[Start of Data provided]

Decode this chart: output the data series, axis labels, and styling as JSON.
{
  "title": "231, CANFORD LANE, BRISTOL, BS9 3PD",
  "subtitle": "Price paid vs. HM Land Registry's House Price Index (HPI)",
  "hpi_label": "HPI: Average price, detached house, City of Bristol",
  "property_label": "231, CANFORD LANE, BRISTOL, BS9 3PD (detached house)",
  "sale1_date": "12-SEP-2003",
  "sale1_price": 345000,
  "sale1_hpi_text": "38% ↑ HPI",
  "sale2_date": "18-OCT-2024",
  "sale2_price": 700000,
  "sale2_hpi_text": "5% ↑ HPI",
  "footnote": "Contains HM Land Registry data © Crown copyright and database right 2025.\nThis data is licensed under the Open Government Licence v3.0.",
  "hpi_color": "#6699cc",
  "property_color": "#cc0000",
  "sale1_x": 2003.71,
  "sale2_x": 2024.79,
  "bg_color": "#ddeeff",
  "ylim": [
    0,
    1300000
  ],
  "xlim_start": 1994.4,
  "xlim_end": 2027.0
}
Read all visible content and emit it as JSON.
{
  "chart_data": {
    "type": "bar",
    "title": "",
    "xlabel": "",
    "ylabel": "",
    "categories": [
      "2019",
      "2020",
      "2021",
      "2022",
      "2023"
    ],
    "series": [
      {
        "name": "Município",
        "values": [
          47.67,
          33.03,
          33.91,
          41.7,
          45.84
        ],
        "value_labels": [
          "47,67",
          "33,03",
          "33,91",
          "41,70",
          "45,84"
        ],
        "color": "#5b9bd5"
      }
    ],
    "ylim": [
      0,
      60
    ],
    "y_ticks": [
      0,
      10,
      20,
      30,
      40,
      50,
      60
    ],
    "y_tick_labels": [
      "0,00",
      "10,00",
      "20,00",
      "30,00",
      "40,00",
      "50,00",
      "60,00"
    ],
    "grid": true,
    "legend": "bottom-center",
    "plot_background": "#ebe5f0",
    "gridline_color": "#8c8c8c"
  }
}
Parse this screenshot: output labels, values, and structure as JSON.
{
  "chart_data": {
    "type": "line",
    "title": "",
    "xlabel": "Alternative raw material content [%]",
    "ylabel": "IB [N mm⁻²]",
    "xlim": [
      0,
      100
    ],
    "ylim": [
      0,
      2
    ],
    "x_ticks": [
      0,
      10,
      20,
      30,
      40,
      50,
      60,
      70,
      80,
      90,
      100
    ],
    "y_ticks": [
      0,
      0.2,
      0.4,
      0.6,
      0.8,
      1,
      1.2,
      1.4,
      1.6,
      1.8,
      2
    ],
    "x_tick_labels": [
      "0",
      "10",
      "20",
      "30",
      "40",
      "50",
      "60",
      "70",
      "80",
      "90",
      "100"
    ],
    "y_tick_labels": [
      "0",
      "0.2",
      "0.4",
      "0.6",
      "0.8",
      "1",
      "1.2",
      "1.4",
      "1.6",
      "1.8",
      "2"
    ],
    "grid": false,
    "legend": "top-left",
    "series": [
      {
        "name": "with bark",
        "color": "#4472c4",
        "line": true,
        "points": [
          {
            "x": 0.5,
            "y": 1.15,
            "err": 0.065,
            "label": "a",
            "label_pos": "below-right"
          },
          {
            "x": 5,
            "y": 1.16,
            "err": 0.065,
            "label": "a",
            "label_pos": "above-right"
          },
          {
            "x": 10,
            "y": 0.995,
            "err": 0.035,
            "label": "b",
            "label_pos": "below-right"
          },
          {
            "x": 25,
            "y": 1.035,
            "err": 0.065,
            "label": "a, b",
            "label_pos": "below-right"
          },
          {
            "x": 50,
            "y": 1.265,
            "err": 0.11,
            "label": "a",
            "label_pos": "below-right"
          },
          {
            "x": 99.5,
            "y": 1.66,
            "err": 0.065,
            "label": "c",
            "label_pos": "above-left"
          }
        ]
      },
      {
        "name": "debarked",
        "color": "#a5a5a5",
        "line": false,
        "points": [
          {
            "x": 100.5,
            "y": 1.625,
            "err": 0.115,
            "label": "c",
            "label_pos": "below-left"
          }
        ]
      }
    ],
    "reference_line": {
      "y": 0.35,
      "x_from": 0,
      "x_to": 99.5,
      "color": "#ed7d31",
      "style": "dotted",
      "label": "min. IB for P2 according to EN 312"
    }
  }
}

[End of Data provided]

● **Exercise instructions**
Each entry above is to be printed again exactly.

● **The response**
Decode this chart: output the data series, axis labels, and styling as JSON.
{
  "title": "231, CANFORD LANE, BRISTOL, BS9 3PD",
  "subtitle": "Price paid vs. HM Land Registry's House Price Index (HPI)",
  "hpi_label": "HPI: Average price, detached house, City of Bristol",
  "property_label": "231, CANFORD LANE, BRISTOL, BS9 3PD (detached house)",
  "sale1_date": "12-SEP-2003",
  "sale1_price": 345000,
  "sale1_hpi_text": "38% ↑ HPI",
  "sale2_date": "18-OCT-2024",
  "sale2_price": 700000,
  "sale2_hpi_text": "5% ↑ HPI",
  "footnote": "Contains HM Land Registry data © Crown copyright and database right 2025.\nThis data is licensed under the Open Government Licence v3.0.",
  "hpi_color": "#6699cc",
  "property_color": "#cc0000",
  "sale1_x": 2003.71,
  "sale2_x": 2024.79,
  "bg_color": "#ddeeff",
  "ylim": [
    0,
    1300000
  ],
  "xlim_start": 1994.4,
  "xlim_end": 2027.0
}
Read all visible content and emit it as JSON.
{
  "chart_data": {
    "type": "bar",
    "title": "",
    "xlabel": "",
    "ylabel": "",
    "categories": [
      "2019",
      "2020",
      "2021",
      "2022",
      "2023"
    ],
    "series": [
      {
        "name": "Município",
        "values": [
          47.67,
          33.03,
          33.91,
          41.7,
          45.84
        ],
        "value_labels": [
          "47,67",
          "33,03",
          "33,91",
          "41,70",
          "45,84"
        ],
        "color": "#5b9bd5"
      }
    ],
    "ylim": [
      0,
      60
    ],
    "y_ticks": [
      0,
      10,
      20,
      30,
      40,
      50,
      60
    ],
    "y_tick_labels": [
      "0,00",
      "10,00",
      "20,00",
      "30,00",
      "40,00",
      "50,00",
      "60,00"
    ],
    "grid": true,
    "legend": "bottom-center",
    "plot_background": "#ebe5f0",
    "gridline_color": "#8c8c8c"
  }
}
Parse this screenshot: output labels, values, and structure as JSON.
{
  "chart_data": {
    "type": "line",
    "title": "",
    "xlabel": "Alternative raw material content [%]",
    "ylabel": "IB [N mm⁻²]",
    "xlim": [
      0,
      100
    ],
    "ylim": [
      0,
      2
    ],
    "x_ticks": [
      0,
      10,
      20,
      30,
      40,
      50,
      60,
      70,
      80,
      90,
      100
    ],
    "y_ticks": [
      0,
      0.2,
      0.4,
      0.6,
      0.8,
      1,
      1.2,
      1.4,
      1.6,
      1.8,
      2
    ],
    "x_tick_labels": [
      "0",
      "10",
      "20",
      "30",
      "40",
      "50",
      "60",
      "70",
      "80",
      "90",
      "100"
    ],
    "y_tick_labels": [
      "0",
      "0.2",
      "0.4",
      "0.6",
      "0.8",
      "1",
      "1.2",
      "1.4",
      "1.6",
      "1.8",
      "2"
    ],
    "grid": false,
    "legend": "top-left",
    "series": [
      {
        "name": "with bark",
        "color": "#4472c4",
        "line": true,
        "points": [
          {
            "x": 0.5,
            "y": 1.15,
            "err": 0.065,
            "label": "a",
            "label_pos": "below-right"
          },
          {
            "x": 5,
            "y": 1.16,
            "err": 0.065,
            "label": "a",
            "label_pos": "above-right"
          },
          {
            "x": 10,
            "y": 0.995,
            "err": 0.035,
            "label": "b",
            "label_pos": "below-right"
          },
          {
            "x": 25,
            "y": 1.035,
            "err": 0.065,
            "label": "a, b",
            "label_pos": "below-right"
          },
          {
            "x": 50,
            "y": 1.265,
            "err": 0.11,
            "label": "a",
            "label_pos": "below-right"
          },
          {
            "x": 99.5,
            "y": 1.66,
            "err": 0.065,
            "label": "c",
            "label_pos": "above-left"
          }
        ]
      },
      {
        "name": "debarked",
        "color": "#a5a5a5",
        "line": false,
        "points": [
          {
            "x": 100.5,
            "y": 1.625,
            "err": 0.115,
            "label": "c",
            "label_pos": "below-left"
          }
        ]
      }
    ],
    "reference_line": {
      "y": 0.35,
      "x_from": 0,
      "x_to": 99.5,
      "color": "#ed7d31",
      "style": "dotted",
      "label": "min. IB for P2 according to EN 312"
    }
  }
}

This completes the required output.